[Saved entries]
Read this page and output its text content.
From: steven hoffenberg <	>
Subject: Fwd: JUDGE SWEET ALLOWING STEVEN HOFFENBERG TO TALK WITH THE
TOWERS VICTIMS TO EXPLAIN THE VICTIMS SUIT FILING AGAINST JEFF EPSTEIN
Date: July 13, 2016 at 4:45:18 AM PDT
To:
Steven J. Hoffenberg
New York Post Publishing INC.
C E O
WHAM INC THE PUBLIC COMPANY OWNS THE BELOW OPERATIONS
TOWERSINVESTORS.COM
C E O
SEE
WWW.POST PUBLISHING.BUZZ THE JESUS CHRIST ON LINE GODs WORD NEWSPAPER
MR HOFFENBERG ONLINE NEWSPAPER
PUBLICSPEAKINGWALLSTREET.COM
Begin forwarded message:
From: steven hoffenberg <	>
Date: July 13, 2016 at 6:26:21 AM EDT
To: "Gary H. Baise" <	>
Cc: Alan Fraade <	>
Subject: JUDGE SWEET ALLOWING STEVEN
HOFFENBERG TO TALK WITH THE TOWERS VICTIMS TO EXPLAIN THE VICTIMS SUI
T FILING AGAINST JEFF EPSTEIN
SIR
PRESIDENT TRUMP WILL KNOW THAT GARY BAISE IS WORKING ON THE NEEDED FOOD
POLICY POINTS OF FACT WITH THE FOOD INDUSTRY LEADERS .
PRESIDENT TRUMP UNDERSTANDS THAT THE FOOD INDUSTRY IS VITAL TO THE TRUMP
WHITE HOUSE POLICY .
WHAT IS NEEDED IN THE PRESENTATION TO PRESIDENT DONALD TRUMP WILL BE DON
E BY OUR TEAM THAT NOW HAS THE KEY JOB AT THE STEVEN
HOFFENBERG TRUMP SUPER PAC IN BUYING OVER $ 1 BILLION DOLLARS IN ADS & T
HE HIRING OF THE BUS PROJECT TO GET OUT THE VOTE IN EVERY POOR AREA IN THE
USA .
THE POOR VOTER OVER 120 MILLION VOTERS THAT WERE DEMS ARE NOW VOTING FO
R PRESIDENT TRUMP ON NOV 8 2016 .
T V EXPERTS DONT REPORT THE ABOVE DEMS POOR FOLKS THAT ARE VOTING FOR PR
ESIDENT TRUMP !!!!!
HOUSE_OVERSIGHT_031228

Given instruction :: Scan the listing above and copy all lines containing the word "PRESIDENT".

Answer below ::
PRESIDENT TRUMP WILL KNOW THAT GARY BAISE IS WORKING ON THE NEEDED FOOD
PRESIDENT TRUMP UNDERSTANDS THAT THE FOOD INDUSTRY IS VITAL TO THE TRUMP
WHAT IS NEEDED IN THE PRESENTATION TO PRESIDENT DONALD TRUMP WILL BE DON
R PRESIDENT TRUMP ON NOV 8 2016 .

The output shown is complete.